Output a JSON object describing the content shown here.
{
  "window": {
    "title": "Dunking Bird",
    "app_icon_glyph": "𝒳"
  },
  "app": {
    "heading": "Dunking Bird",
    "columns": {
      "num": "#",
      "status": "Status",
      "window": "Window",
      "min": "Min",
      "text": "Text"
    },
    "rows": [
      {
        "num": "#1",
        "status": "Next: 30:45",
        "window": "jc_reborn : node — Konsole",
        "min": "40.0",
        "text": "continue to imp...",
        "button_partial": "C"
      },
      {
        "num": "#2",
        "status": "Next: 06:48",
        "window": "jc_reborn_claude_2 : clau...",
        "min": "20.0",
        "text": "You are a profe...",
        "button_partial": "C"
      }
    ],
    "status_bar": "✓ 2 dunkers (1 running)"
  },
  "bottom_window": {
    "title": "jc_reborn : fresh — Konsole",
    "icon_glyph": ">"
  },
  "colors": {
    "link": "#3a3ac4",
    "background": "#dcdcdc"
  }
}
------------------------------------------------------------
### Problem details
Go through the listing and print each line exactly as it appears.

### The solution
Output a JSON object describing the content shown here.
{
  "window": {
    "title": "Dunking Bird",
    "app_icon_glyph": "𝒳"
  },
  "app": {
    "heading": "Dunking Bird",
    "columns": {
      "num": "#",
      "status": "Status",
      "window": "Window",
      "min": "Min",
      "text": "Text"
    },
    "rows": [
      {
        "num": "#1",
        "status": "Next: 30:45",
        "window": "jc_reborn : node — Konsole",
        "min": "40.0",
        "text": "continue to imp...",
        "button_partial": "C"
      },
      {
        "num": "#2",
        "status": "Next: 06:48",
        "window": "jc_reborn_claude_2 : clau...",
        "min": "20.0",
        "text": "You are a profe...",
        "button_partial": "C"
      }
    ],
    "status_bar": "✓ 2 dunkers (1 running)"
  },
  "bottom_window": {
    "title": "jc_reborn : fresh — Konsole",
    "icon_glyph": ">"
  },
  "colors": {
    "link": "#3a3ac4",
    "background": "#dcdcdc"
  }
}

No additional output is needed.